**To do**:
Transcribe the tail of the listing: start at the line containing "Parse this screenshot: output" and stop after the last line, keeping every character as is and adding nothing.

(Records from a dataset)
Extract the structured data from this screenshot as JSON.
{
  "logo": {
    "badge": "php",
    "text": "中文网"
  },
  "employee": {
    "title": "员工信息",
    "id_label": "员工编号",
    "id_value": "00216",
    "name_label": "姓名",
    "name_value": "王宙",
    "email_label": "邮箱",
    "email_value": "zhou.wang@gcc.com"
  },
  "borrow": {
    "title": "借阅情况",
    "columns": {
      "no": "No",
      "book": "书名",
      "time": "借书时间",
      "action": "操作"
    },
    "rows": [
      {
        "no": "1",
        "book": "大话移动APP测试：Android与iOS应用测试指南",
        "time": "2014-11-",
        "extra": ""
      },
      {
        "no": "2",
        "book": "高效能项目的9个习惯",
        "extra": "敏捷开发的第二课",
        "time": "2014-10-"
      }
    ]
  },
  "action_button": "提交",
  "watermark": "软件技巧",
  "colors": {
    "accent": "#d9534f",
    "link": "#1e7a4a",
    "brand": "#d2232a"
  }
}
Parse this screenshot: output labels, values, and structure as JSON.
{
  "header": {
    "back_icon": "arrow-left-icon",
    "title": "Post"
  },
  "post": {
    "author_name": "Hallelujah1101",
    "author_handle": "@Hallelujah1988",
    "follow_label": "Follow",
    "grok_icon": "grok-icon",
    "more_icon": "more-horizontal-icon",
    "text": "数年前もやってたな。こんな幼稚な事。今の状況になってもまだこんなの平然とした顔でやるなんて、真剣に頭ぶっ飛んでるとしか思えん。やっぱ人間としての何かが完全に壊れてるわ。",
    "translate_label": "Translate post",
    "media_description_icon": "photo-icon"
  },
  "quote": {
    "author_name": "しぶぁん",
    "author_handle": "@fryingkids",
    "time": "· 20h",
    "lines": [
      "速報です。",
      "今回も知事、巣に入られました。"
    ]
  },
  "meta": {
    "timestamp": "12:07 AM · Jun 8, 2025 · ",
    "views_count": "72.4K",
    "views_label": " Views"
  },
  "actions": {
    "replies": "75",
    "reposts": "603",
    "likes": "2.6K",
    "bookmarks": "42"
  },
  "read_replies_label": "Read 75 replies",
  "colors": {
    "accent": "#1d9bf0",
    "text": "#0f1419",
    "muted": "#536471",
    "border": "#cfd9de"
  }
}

**Written solution**:
Parse this screenshot: output labels, values, and structure as JSON.
{
  "header": {
    "back_icon": "arrow-left-icon",
    "title": "Post"
  },
  "post": {
    "author_name": "Hallelujah1101",
    "author_handle": "@Hallelujah1988",
    "follow_label": "Follow",
    "grok_icon": "grok-icon",
    "more_icon": "more-horizontal-icon",
    "text": "数年前もやってたな。こんな幼稚な事。今の状況になってもまだこんなの平然とした顔でやるなんて、真剣に頭ぶっ飛んでるとしか思えん。やっぱ人間としての何かが完全に壊れてるわ。",
    "translate_label": "Translate post",
    "media_description_icon": "photo-icon"
  },
  "quote": {
    "author_name": "しぶぁん",
    "author_handle": "@fryingkids",
    "time": "· 20h",
    "lines": [
      "速報です。",
      "今回も知事、巣に入られました。"
    ]
  },
  "meta": {
    "timestamp": "12:07 AM · Jun 8, 2025 · ",
    "views_count": "72.4K",
    "views_label": " Views"
  },
  "actions": {
    "replies": "75",
    "reposts": "603",
    "likes": "2.6K",
    "bookmarks": "42"
  },
  "read_replies_label": "Read 75 replies",
  "colors": {
    "accent": "#1d9bf0",
    "text": "#0f1419",
    "muted": "#536471",
    "border": "#cfd9de"
  }
}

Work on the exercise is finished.